- _OBJECTIVE_: Reproduce each line exactly. Skip none.

- _RECORDS TO PROCESS_:
+++
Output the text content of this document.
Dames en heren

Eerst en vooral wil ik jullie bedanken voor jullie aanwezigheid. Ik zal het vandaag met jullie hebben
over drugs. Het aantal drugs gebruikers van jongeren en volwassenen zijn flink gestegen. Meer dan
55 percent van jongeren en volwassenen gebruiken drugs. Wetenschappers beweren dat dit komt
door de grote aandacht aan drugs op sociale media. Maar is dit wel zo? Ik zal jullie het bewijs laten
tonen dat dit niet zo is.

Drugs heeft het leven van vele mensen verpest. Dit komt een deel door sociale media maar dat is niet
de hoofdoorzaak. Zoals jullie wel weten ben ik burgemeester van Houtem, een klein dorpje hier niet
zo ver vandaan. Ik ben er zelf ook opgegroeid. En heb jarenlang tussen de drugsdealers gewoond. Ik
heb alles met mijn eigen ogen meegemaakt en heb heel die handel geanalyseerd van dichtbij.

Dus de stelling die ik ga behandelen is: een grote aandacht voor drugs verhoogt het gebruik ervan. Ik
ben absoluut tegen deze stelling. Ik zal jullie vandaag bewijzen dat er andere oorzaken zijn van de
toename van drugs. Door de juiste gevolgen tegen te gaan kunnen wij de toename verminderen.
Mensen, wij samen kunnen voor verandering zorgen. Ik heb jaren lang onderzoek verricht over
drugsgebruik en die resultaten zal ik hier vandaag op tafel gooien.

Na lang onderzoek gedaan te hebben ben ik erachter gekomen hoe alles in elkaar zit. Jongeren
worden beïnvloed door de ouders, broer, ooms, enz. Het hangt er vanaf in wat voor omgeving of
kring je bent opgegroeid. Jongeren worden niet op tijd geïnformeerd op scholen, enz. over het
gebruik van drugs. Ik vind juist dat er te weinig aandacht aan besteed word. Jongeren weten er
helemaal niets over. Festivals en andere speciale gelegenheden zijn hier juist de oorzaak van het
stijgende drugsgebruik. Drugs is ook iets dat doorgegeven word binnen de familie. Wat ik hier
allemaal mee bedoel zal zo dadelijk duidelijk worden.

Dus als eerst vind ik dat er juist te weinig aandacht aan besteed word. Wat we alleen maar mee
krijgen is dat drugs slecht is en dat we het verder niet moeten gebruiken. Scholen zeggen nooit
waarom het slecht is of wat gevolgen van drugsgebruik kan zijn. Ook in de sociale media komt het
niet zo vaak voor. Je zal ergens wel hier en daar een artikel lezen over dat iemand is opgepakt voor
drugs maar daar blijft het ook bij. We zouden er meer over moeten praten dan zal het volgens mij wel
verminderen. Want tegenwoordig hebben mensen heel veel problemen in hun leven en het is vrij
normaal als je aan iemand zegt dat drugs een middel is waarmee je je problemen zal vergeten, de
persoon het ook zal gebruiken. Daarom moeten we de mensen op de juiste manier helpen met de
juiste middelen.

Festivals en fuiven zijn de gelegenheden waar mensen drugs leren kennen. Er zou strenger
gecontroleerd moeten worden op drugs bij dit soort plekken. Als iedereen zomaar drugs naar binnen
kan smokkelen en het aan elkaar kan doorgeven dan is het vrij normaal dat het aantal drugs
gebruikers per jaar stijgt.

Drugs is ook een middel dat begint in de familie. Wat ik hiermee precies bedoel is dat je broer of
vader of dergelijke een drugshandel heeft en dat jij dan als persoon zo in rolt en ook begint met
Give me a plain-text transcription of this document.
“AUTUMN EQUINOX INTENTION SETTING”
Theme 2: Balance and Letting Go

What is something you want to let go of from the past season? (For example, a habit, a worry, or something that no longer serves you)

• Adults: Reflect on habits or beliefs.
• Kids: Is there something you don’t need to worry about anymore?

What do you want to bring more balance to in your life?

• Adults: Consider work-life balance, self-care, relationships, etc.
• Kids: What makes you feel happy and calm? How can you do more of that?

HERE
+++
- _EXERCISE RESPONSE_:
Output the text content of this document.
Dames en heren

Eerst en vooral wil ik jullie bedanken voor jullie aanwezigheid. Ik zal het vandaag met jullie hebben
over drugs. Het aantal drugs gebruikers van jongeren en volwassenen zijn flink gestegen. Meer dan
55 percent van jongeren en volwassenen gebruiken drugs. Wetenschappers beweren dat dit komt
door de grote aandacht aan drugs op sociale media. Maar is dit wel zo? Ik zal jullie het bewijs laten
tonen dat dit niet zo is.

Drugs heeft het leven van vele mensen verpest. Dit komt een deel door sociale media maar dat is niet
de hoofdoorzaak. Zoals jullie wel weten ben ik burgemeester van Houtem, een klein dorpje hier niet
zo ver vandaan. Ik ben er zelf ook opgegroeid. En heb jarenlang tussen de drugsdealers gewoond. Ik
heb alles met mijn eigen ogen meegemaakt en heb heel die handel geanalyseerd van dichtbij.

Dus de stelling die ik ga behandelen is: een grote aandacht voor drugs verhoogt het gebruik ervan. Ik
ben absoluut tegen deze stelling. Ik zal jullie vandaag bewijzen dat er andere oorzaken zijn van de
toename van drugs. Door de juiste gevolgen tegen te gaan kunnen wij de toename verminderen.
Mensen, wij samen kunnen voor verandering zorgen. Ik heb jaren lang onderzoek verricht over
drugsgebruik en die resultaten zal ik hier vandaag op tafel gooien.

Na lang onderzoek gedaan te hebben ben ik erachter gekomen hoe alles in elkaar zit. Jongeren
worden beïnvloed door de ouders, broer, ooms, enz. Het hangt er vanaf in wat voor omgeving of
kring je bent opgegroeid. Jongeren worden niet op tijd geïnformeerd op scholen, enz. over het
gebruik van drugs. Ik vind juist dat er te weinig aandacht aan besteed word. Jongeren weten er
helemaal niets over. Festivals en andere speciale gelegenheden zijn hier juist de oorzaak van het
stijgende drugsgebruik. Drugs is ook iets dat doorgegeven word binnen de familie. Wat ik hier
allemaal mee bedoel zal zo dadelijk duidelijk worden.

Dus als eerst vind ik dat er juist te weinig aandacht aan besteed word. Wat we alleen maar mee
krijgen is dat drugs slecht is en dat we het verder niet moeten gebruiken. Scholen zeggen nooit
waarom het slecht is of wat gevolgen van drugsgebruik kan zijn. Ook in de sociale media komt het
niet zo vaak voor. Je zal ergens wel hier en daar een artikel lezen over dat iemand is opgepakt voor
drugs maar daar blijft het ook bij. We zouden er meer over moeten praten dan zal het volgens mij wel
verminderen. Want tegenwoordig hebben mensen heel veel problemen in hun leven en het is vrij
normaal als je aan iemand zegt dat drugs een middel is waarmee je je problemen zal vergeten, de
persoon het ook zal gebruiken. Daarom moeten we de mensen op de juiste manier helpen met de
juiste middelen.

Festivals en fuiven zijn de gelegenheden waar mensen drugs leren kennen. Er zou strenger
gecontroleerd moeten worden op drugs bij dit soort plekken. Als iedereen zomaar drugs naar binnen
kan smokkelen en het aan elkaar kan doorgeven dan is het vrij normaal dat het aantal drugs
gebruikers per jaar stijgt.

Drugs is ook een middel dat begint in de familie. Wat ik hiermee precies bedoel is dat je broer of
vader of dergelijke een drugshandel heeft en dat jij dan als persoon zo in rolt en ook begint met
Give me a plain-text transcription of this document.
“AUTUMN EQUINOX INTENTION SETTING”
Theme 2: Balance and Letting Go

What is something you want to let go of from the past season? (For example, a habit, a worry, or something that no longer serves you)

• Adults: Reflect on habits or beliefs.
• Kids: Is there something you don’t need to worry about anymore?

What do you want to bring more balance to in your life?

• Adults: Consider work-life balance, self-care, relationships, etc.
• Kids: What makes you feel happy and calm? How can you do more of that?

HERE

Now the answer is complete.